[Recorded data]
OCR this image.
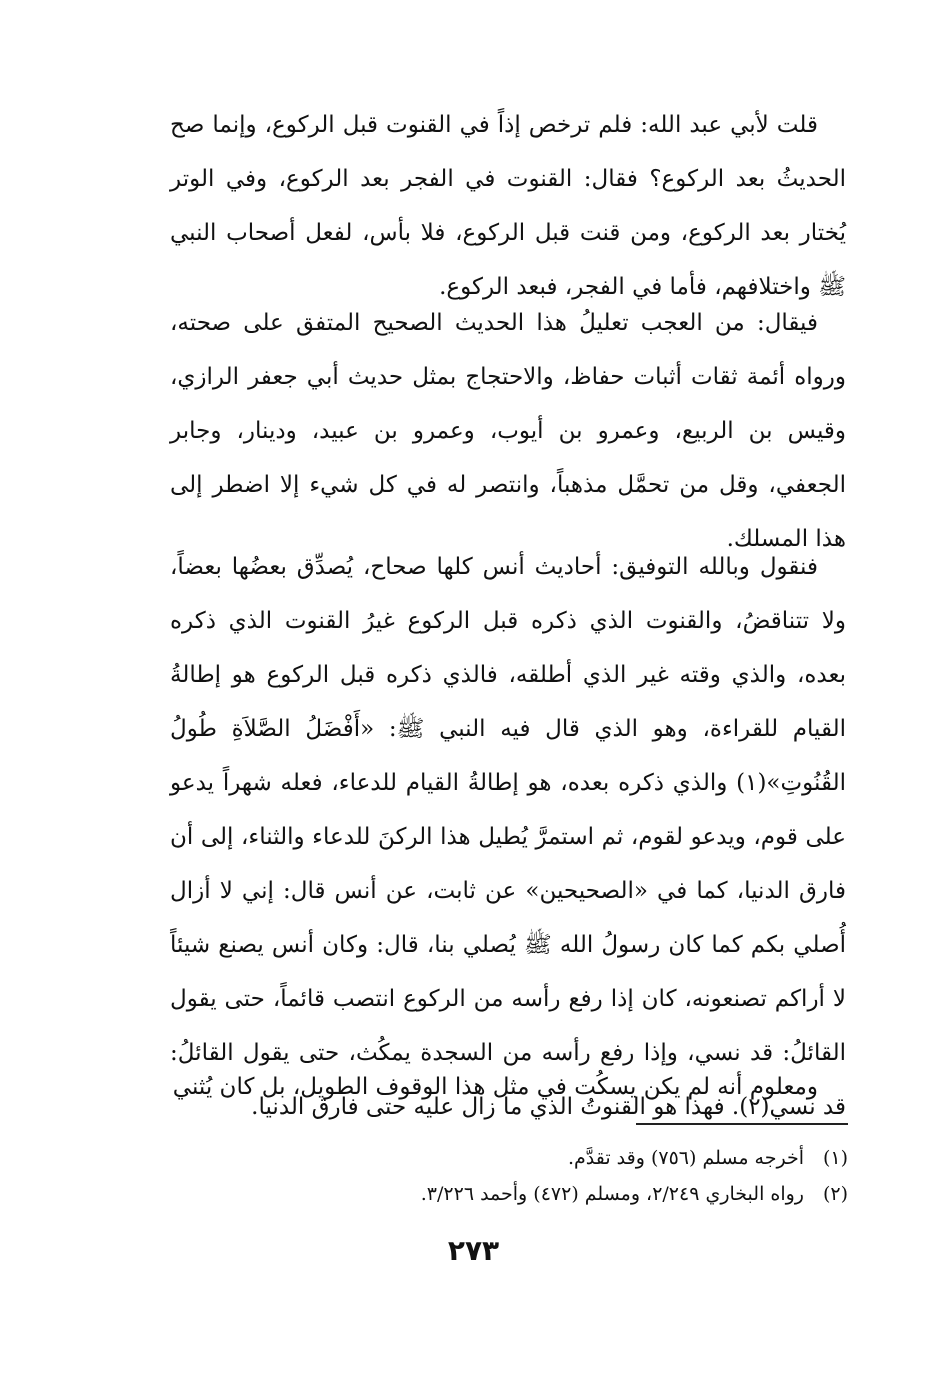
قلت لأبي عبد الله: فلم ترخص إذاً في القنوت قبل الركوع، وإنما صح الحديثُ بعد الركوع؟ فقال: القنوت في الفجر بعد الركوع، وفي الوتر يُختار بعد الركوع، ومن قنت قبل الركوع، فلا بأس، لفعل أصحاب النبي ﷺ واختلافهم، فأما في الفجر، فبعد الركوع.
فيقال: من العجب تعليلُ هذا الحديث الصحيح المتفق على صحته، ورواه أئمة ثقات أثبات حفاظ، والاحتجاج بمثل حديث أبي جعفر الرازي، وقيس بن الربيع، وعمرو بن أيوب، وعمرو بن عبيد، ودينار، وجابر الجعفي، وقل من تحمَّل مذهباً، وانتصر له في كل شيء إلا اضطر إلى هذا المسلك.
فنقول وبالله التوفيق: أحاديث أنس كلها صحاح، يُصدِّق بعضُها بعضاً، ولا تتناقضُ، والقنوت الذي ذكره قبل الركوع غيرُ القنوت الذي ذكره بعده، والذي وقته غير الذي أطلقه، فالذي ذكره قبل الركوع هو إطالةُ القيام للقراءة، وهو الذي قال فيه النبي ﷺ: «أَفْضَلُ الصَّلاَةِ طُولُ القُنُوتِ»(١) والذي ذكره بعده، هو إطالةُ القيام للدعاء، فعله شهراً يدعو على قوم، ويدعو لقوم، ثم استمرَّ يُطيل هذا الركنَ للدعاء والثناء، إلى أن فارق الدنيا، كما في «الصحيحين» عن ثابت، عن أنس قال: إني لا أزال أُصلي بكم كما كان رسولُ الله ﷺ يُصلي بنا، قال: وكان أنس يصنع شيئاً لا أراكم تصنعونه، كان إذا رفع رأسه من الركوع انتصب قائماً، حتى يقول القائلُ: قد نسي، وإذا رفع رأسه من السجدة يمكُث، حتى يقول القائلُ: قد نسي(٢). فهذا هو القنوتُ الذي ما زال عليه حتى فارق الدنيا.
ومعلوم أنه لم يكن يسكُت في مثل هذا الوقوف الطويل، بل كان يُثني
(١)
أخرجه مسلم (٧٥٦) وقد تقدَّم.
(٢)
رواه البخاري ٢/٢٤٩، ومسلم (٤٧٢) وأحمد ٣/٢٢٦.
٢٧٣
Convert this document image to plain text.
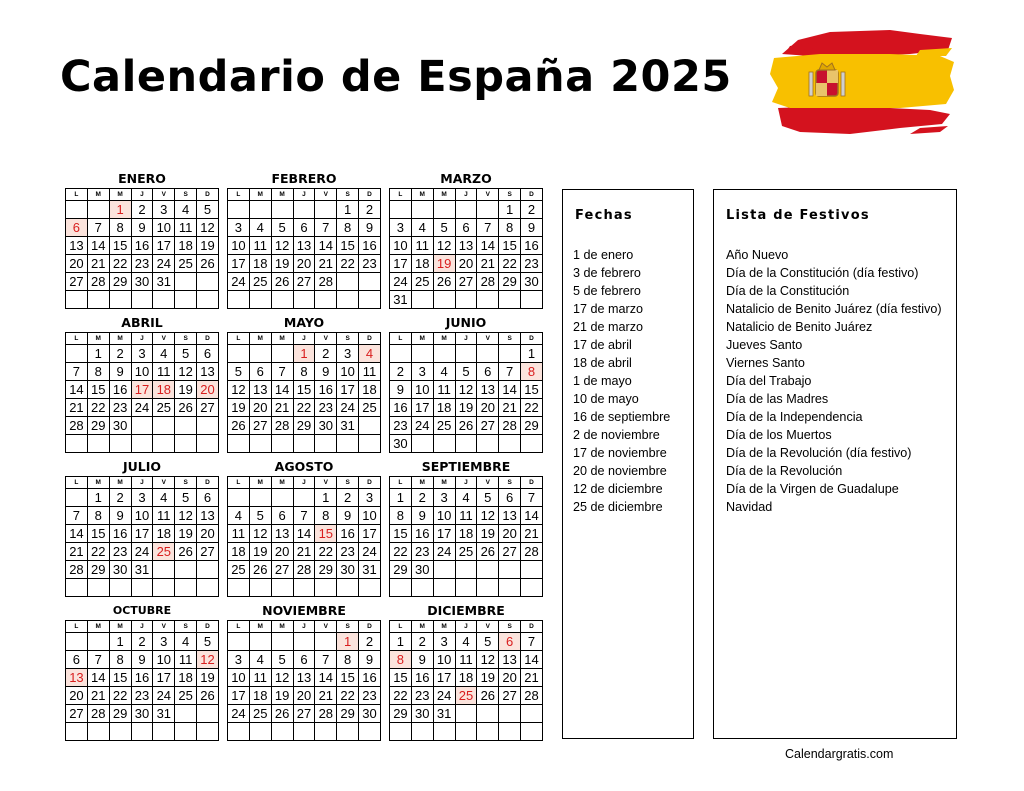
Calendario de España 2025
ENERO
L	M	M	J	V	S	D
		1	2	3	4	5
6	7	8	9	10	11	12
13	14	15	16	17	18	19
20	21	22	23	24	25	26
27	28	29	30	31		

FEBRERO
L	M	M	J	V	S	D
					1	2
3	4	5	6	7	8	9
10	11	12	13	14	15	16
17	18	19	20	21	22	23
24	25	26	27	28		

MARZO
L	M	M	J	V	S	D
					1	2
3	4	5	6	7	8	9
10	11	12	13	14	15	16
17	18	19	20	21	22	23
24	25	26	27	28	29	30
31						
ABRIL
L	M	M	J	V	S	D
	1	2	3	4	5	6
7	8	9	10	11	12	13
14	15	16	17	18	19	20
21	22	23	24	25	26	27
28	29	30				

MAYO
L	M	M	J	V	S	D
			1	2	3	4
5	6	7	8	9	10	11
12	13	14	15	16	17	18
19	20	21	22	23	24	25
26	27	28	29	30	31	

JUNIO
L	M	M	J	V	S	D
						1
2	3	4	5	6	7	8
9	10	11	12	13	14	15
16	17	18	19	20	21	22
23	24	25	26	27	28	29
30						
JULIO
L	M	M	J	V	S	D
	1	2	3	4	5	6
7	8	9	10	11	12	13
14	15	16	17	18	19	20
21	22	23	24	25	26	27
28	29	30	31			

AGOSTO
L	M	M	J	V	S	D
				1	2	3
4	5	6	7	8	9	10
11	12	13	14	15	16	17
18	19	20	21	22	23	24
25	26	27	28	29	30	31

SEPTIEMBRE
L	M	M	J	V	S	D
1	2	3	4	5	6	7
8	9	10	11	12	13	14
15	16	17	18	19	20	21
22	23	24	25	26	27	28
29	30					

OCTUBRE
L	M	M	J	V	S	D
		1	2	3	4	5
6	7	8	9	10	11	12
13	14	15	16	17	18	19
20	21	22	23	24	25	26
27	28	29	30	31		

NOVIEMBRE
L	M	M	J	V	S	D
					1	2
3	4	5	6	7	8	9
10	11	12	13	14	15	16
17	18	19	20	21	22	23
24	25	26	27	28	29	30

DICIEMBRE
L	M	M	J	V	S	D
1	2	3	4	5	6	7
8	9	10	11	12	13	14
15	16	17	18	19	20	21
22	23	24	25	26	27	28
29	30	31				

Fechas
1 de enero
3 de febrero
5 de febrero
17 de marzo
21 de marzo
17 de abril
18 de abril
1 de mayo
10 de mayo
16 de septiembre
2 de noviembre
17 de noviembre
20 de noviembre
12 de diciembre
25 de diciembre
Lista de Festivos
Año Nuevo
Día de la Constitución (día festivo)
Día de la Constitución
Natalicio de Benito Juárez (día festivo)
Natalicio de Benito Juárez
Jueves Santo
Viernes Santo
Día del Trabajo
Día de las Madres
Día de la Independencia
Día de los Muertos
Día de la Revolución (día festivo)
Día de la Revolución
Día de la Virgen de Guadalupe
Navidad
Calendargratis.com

--

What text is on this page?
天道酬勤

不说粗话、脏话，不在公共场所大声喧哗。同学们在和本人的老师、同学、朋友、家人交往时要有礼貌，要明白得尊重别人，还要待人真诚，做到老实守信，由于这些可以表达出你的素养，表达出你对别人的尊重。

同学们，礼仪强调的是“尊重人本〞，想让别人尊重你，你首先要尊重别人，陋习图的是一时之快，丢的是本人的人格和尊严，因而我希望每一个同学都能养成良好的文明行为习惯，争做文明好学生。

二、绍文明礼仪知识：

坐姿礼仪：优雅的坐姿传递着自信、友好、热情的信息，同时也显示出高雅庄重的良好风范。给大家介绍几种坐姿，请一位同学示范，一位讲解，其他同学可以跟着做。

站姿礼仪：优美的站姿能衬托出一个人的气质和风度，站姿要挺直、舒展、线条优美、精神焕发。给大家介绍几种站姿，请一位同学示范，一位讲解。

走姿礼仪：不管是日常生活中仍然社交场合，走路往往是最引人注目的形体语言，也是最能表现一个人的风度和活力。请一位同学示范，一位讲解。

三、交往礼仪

Task prompt ▸ In the records, locate each line holding the string "Benito" and copy it.

Answer for the task ▸
Natalicio de Benito Juárez (día festivo)
Natalicio de Benito Juárez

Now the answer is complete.